"""
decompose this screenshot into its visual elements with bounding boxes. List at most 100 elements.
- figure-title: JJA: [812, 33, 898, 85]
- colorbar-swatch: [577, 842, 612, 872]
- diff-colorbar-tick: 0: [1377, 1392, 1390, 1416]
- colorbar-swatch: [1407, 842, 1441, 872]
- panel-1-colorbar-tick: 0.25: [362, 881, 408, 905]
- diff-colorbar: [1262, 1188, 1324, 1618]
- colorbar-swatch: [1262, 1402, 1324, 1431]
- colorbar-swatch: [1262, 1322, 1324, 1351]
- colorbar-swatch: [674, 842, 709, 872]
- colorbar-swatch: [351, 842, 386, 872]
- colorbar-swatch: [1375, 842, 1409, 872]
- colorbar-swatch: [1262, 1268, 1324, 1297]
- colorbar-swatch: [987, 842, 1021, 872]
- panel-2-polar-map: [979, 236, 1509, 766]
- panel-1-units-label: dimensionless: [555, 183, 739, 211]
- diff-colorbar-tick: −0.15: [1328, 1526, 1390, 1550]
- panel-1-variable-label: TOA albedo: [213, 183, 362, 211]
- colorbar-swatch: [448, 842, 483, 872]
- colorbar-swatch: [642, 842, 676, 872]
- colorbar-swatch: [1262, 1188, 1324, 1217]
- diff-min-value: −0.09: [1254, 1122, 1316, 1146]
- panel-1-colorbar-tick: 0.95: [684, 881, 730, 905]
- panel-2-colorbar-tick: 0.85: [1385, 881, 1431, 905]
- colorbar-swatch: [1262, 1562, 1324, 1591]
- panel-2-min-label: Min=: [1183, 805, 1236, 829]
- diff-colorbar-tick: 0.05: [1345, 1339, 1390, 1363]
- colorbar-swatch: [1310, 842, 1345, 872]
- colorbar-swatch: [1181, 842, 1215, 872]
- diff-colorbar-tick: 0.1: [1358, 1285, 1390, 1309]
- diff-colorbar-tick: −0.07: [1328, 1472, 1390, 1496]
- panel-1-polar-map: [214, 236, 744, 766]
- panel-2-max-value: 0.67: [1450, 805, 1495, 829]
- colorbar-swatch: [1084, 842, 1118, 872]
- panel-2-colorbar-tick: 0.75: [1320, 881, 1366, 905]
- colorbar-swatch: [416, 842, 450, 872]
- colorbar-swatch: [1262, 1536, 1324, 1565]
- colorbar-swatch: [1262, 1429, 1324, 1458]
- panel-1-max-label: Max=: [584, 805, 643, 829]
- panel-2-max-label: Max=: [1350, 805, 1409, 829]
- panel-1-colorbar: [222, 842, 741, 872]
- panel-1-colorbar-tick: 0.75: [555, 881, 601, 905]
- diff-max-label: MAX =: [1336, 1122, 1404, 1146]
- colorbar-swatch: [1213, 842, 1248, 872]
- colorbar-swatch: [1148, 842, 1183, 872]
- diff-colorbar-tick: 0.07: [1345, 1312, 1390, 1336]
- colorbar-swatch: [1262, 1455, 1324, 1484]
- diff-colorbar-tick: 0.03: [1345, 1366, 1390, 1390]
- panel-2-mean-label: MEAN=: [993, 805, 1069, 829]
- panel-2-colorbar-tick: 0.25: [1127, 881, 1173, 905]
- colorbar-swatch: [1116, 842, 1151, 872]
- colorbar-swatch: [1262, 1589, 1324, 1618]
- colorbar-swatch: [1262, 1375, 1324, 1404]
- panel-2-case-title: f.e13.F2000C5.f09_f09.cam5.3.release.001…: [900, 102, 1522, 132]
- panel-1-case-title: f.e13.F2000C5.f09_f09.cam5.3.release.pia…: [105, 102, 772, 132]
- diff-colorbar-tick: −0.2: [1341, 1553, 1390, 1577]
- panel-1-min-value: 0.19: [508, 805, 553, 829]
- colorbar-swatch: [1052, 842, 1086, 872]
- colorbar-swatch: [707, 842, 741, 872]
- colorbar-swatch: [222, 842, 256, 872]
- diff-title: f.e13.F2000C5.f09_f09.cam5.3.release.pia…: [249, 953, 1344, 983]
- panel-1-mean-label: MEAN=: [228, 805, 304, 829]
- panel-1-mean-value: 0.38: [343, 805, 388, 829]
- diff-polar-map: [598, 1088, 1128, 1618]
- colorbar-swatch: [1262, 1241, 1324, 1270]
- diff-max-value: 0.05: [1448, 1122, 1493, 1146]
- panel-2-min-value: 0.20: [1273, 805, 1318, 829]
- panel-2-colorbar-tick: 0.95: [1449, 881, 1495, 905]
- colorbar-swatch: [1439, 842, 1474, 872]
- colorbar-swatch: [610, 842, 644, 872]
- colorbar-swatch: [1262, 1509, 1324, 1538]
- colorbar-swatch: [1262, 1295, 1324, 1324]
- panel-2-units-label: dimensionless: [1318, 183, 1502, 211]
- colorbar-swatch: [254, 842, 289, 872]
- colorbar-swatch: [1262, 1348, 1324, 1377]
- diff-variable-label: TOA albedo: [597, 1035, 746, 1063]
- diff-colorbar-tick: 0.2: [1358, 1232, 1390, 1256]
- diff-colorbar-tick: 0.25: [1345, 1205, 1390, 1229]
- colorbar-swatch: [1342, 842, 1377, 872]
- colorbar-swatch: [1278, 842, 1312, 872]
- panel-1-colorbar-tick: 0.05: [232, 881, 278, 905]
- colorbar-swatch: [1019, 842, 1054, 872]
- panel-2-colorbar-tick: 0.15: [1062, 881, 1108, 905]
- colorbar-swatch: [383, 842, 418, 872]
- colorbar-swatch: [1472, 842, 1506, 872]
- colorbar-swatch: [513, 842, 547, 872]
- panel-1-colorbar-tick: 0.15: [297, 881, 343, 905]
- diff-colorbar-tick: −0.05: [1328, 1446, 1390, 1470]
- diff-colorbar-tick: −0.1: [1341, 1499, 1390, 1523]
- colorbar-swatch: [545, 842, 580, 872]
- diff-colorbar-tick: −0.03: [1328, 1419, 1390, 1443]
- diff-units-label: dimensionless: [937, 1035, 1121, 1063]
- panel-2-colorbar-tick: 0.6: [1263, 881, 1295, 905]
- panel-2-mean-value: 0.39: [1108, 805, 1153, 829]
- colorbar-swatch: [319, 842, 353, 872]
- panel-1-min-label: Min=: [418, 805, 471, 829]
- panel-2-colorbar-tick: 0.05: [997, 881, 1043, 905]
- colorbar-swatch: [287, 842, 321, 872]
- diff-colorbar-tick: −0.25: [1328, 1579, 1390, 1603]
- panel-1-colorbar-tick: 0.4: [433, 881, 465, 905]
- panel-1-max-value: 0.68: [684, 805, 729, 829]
"""
Requirements → Could you reproduce every item above, line for line, with nothing changed?

Answer to this exercise →
decompose this screenshot into its visual elements with bounding boxes. List at most 100 elements.
- figure-title: JJA: [812, 33, 898, 85]
- colorbar-swatch: [577, 842, 612, 872]
- diff-colorbar-tick: 0: [1377, 1392, 1390, 1416]
- colorbar-swatch: [1407, 842, 1441, 872]
- panel-1-colorbar-tick: 0.25: [362, 881, 408, 905]
- diff-colorbar: [1262, 1188, 1324, 1618]
- colorbar-swatch: [1262, 1402, 1324, 1431]
- colorbar-swatch: [1262, 1322, 1324, 1351]
- colorbar-swatch: [674, 842, 709, 872]
- colorbar-swatch: [351, 842, 386, 872]
- colorbar-swatch: [1375, 842, 1409, 872]
- colorbar-swatch: [1262, 1268, 1324, 1297]
- colorbar-swatch: [987, 842, 1021, 872]
- panel-2-polar-map: [979, 236, 1509, 766]
- panel-1-units-label: dimensionless: [555, 183, 739, 211]
- diff-colorbar-tick: −0.15: [1328, 1526, 1390, 1550]
- panel-1-variable-label: TOA albedo: [213, 183, 362, 211]
- colorbar-swatch: [448, 842, 483, 872]
- colorbar-swatch: [642, 842, 676, 872]
- colorbar-swatch: [1262, 1188, 1324, 1217]
- diff-min-value: −0.09: [1254, 1122, 1316, 1146]
- panel-1-colorbar-tick: 0.95: [684, 881, 730, 905]
- panel-2-colorbar-tick: 0.85: [1385, 881, 1431, 905]
- colorbar-swatch: [1262, 1562, 1324, 1591]
- panel-2-min-label: Min=: [1183, 805, 1236, 829]
- diff-colorbar-tick: 0.05: [1345, 1339, 1390, 1363]
- colorbar-swatch: [1310, 842, 1345, 872]
- colorbar-swatch: [1181, 842, 1215, 872]
- diff-colorbar-tick: 0.1: [1358, 1285, 1390, 1309]
- diff-colorbar-tick: −0.07: [1328, 1472, 1390, 1496]
- panel-1-polar-map: [214, 236, 744, 766]
- panel-2-max-value: 0.67: [1450, 805, 1495, 829]
- colorbar-swatch: [1084, 842, 1118, 872]
- panel-2-colorbar-tick: 0.75: [1320, 881, 1366, 905]
- colorbar-swatch: [416, 842, 450, 872]
- colorbar-swatch: [1262, 1536, 1324, 1565]
- colorbar-swatch: [1262, 1429, 1324, 1458]
- panel-1-max-label: Max=: [584, 805, 643, 829]
- panel-2-max-label: Max=: [1350, 805, 1409, 829]
- panel-1-colorbar: [222, 842, 741, 872]
- panel-1-colorbar-tick: 0.75: [555, 881, 601, 905]
- diff-max-label: MAX =: [1336, 1122, 1404, 1146]
- colorbar-swatch: [1213, 842, 1248, 872]
- colorbar-swatch: [1148, 842, 1183, 872]
- diff-colorbar-tick: 0.07: [1345, 1312, 1390, 1336]
- colorbar-swatch: [1262, 1455, 1324, 1484]
- diff-colorbar-tick: 0.03: [1345, 1366, 1390, 1390]
- panel-2-mean-label: MEAN=: [993, 805, 1069, 829]
- panel-2-colorbar-tick: 0.25: [1127, 881, 1173, 905]
- colorbar-swatch: [1116, 842, 1151, 872]
- colorbar-swatch: [1262, 1589, 1324, 1618]
- colorbar-swatch: [1262, 1375, 1324, 1404]
- panel-2-case-title: f.e13.F2000C5.f09_f09.cam5.3.release.001…: [900, 102, 1522, 132]
- panel-1-case-title: f.e13.F2000C5.f09_f09.cam5.3.release.pia…: [105, 102, 772, 132]
- diff-colorbar-tick: −0.2: [1341, 1553, 1390, 1577]
- panel-1-min-value: 0.19: [508, 805, 553, 829]
- colorbar-swatch: [1052, 842, 1086, 872]
- colorbar-swatch: [707, 842, 741, 872]
- colorbar-swatch: [222, 842, 256, 872]
- diff-title: f.e13.F2000C5.f09_f09.cam5.3.release.pia…: [249, 953, 1344, 983]
- panel-1-mean-label: MEAN=: [228, 805, 304, 829]
- panel-1-mean-value: 0.38: [343, 805, 388, 829]
- diff-polar-map: [598, 1088, 1128, 1618]
- colorbar-swatch: [1262, 1241, 1324, 1270]
- diff-max-value: 0.05: [1448, 1122, 1493, 1146]
- panel-2-min-value: 0.20: [1273, 805, 1318, 829]
- panel-2-colorbar-tick: 0.95: [1449, 881, 1495, 905]
- colorbar-swatch: [1439, 842, 1474, 872]
- colorbar-swatch: [610, 842, 644, 872]
- colorbar-swatch: [1262, 1509, 1324, 1538]
- colorbar-swatch: [1262, 1295, 1324, 1324]
- panel-2-units-label: dimensionless: [1318, 183, 1502, 211]
- colorbar-swatch: [254, 842, 289, 872]
- colorbar-swatch: [1262, 1348, 1324, 1377]
- diff-variable-label: TOA albedo: [597, 1035, 746, 1063]
- diff-colorbar-tick: 0.2: [1358, 1232, 1390, 1256]
- diff-colorbar-tick: 0.25: [1345, 1205, 1390, 1229]
- colorbar-swatch: [1342, 842, 1377, 872]
- colorbar-swatch: [1278, 842, 1312, 872]
- panel-1-colorbar-tick: 0.05: [232, 881, 278, 905]
- colorbar-swatch: [1019, 842, 1054, 872]
- panel-2-colorbar-tick: 0.15: [1062, 881, 1108, 905]
- colorbar-swatch: [383, 842, 418, 872]
- colorbar-swatch: [1472, 842, 1506, 872]
- colorbar-swatch: [513, 842, 547, 872]
- panel-1-colorbar-tick: 0.15: [297, 881, 343, 905]
- diff-colorbar-tick: −0.05: [1328, 1446, 1390, 1470]
- diff-colorbar-tick: −0.1: [1341, 1499, 1390, 1523]
- colorbar-swatch: [545, 842, 580, 872]
- diff-colorbar-tick: −0.03: [1328, 1419, 1390, 1443]
- diff-units-label: dimensionless: [937, 1035, 1121, 1063]
- panel-2-colorbar-tick: 0.6: [1263, 881, 1295, 905]
- panel-2-mean-value: 0.39: [1108, 805, 1153, 829]
- colorbar-swatch: [319, 842, 353, 872]
- panel-1-min-label: Min=: [418, 805, 471, 829]
- panel-2-colorbar-tick: 0.05: [997, 881, 1043, 905]
- colorbar-swatch: [287, 842, 321, 872]
- diff-colorbar-tick: −0.25: [1328, 1579, 1390, 1603]
- panel-1-colorbar-tick: 0.4: [433, 881, 465, 905]
- panel-1-max-value: 0.68: [684, 805, 729, 829]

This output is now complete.